----- RECORDED INFORMATION
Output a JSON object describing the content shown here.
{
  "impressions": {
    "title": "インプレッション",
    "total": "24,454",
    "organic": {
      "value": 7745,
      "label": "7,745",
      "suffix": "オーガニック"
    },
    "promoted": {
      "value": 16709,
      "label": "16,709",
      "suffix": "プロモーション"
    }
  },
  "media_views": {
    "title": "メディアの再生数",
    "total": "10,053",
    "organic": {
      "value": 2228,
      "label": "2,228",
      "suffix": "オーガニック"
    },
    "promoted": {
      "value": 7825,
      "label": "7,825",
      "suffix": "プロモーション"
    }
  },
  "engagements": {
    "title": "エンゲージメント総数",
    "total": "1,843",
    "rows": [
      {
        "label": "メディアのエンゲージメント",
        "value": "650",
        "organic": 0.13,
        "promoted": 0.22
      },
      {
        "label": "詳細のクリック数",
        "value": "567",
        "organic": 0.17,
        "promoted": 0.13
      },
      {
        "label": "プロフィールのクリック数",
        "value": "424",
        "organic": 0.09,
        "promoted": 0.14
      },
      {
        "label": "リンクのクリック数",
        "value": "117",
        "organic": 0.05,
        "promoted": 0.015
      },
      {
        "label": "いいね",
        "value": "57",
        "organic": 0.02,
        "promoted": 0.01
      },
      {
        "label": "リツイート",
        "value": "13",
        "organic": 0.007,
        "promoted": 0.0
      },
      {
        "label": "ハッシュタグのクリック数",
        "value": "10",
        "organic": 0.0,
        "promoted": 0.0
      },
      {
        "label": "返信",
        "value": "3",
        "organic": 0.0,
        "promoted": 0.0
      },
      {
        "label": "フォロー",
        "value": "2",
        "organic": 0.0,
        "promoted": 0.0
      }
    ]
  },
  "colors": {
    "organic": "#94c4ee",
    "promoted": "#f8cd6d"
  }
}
----------
**EXERCISE**
Write the data back out verbatim.

**RESULT FOR THIS EXERCISE**
Output a JSON object describing the content shown here.
{
  "impressions": {
    "title": "インプレッション",
    "total": "24,454",
    "organic": {
      "value": 7745,
      "label": "7,745",
      "suffix": "オーガニック"
    },
    "promoted": {
      "value": 16709,
      "label": "16,709",
      "suffix": "プロモーション"
    }
  },
  "media_views": {
    "title": "メディアの再生数",
    "total": "10,053",
    "organic": {
      "value": 2228,
      "label": "2,228",
      "suffix": "オーガニック"
    },
    "promoted": {
      "value": 7825,
      "label": "7,825",
      "suffix": "プロモーション"
    }
  },
  "engagements": {
    "title": "エンゲージメント総数",
    "total": "1,843",
    "rows": [
      {
        "label": "メディアのエンゲージメント",
        "value": "650",
        "organic": 0.13,
        "promoted": 0.22
      },
      {
        "label": "詳細のクリック数",
        "value": "567",
        "organic": 0.17,
        "promoted": 0.13
      },
      {
        "label": "プロフィールのクリック数",
        "value": "424",
        "organic": 0.09,
        "promoted": 0.14
      },
      {
        "label": "リンクのクリック数",
        "value": "117",
        "organic": 0.05,
        "promoted": 0.015
      },
      {
        "label": "いいね",
        "value": "57",
        "organic": 0.02,
        "promoted": 0.01
      },
      {
        "label": "リツイート",
        "value": "13",
        "organic": 0.007,
        "promoted": 0.0
      },
      {
        "label": "ハッシュタグのクリック数",
        "value": "10",
        "organic": 0.0,
        "promoted": 0.0
      },
      {
        "label": "返信",
        "value": "3",
        "organic": 0.0,
        "promoted": 0.0
      },
      {
        "label": "フォロー",
        "value": "2",
        "organic": 0.0,
        "promoted": 0.0
      }
    ]
  },
  "colors": {
    "organic": "#94c4ee",
    "promoted": "#f8cd6d"
  }
}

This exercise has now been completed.